**Given problem**
Print the whole listing exactly.

**Provided material**

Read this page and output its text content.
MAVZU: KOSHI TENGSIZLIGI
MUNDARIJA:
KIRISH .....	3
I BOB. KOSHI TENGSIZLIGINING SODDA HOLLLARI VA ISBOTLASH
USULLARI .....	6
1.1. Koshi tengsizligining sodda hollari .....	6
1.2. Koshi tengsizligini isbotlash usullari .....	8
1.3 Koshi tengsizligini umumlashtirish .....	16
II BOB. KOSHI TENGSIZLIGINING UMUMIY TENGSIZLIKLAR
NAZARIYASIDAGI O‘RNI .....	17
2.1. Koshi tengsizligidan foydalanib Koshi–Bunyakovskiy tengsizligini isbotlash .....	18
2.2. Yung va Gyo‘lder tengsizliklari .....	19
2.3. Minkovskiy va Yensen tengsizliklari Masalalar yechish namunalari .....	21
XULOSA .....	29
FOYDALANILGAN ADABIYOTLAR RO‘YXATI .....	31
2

**The output**
Read this page and output its text content.
MAVZU: KOSHI TENGSIZLIGI
MUNDARIJA:
KIRISH .....	3
I BOB. KOSHI TENGSIZLIGINING SODDA HOLLLARI VA ISBOTLASH
USULLARI .....	6
1.1. Koshi tengsizligining sodda hollari .....	6
1.2. Koshi tengsizligini isbotlash usullari .....	8
1.3 Koshi tengsizligini umumlashtirish .....	16
II BOB. KOSHI TENGSIZLIGINING UMUMIY TENGSIZLIKLAR
NAZARIYASIDAGI O‘RNI .....	17
2.1. Koshi tengsizligidan foydalanib Koshi–Bunyakovskiy tengsizligini isbotlash .....	18
2.2. Yung va Gyo‘lder tengsizliklari .....	19
2.3. Minkovskiy va Yensen tengsizliklari Masalalar yechish namunalari .....	21
XULOSA .....	29
FOYDALANILGAN ADABIYOTLAR RO‘YXATI .....	31
2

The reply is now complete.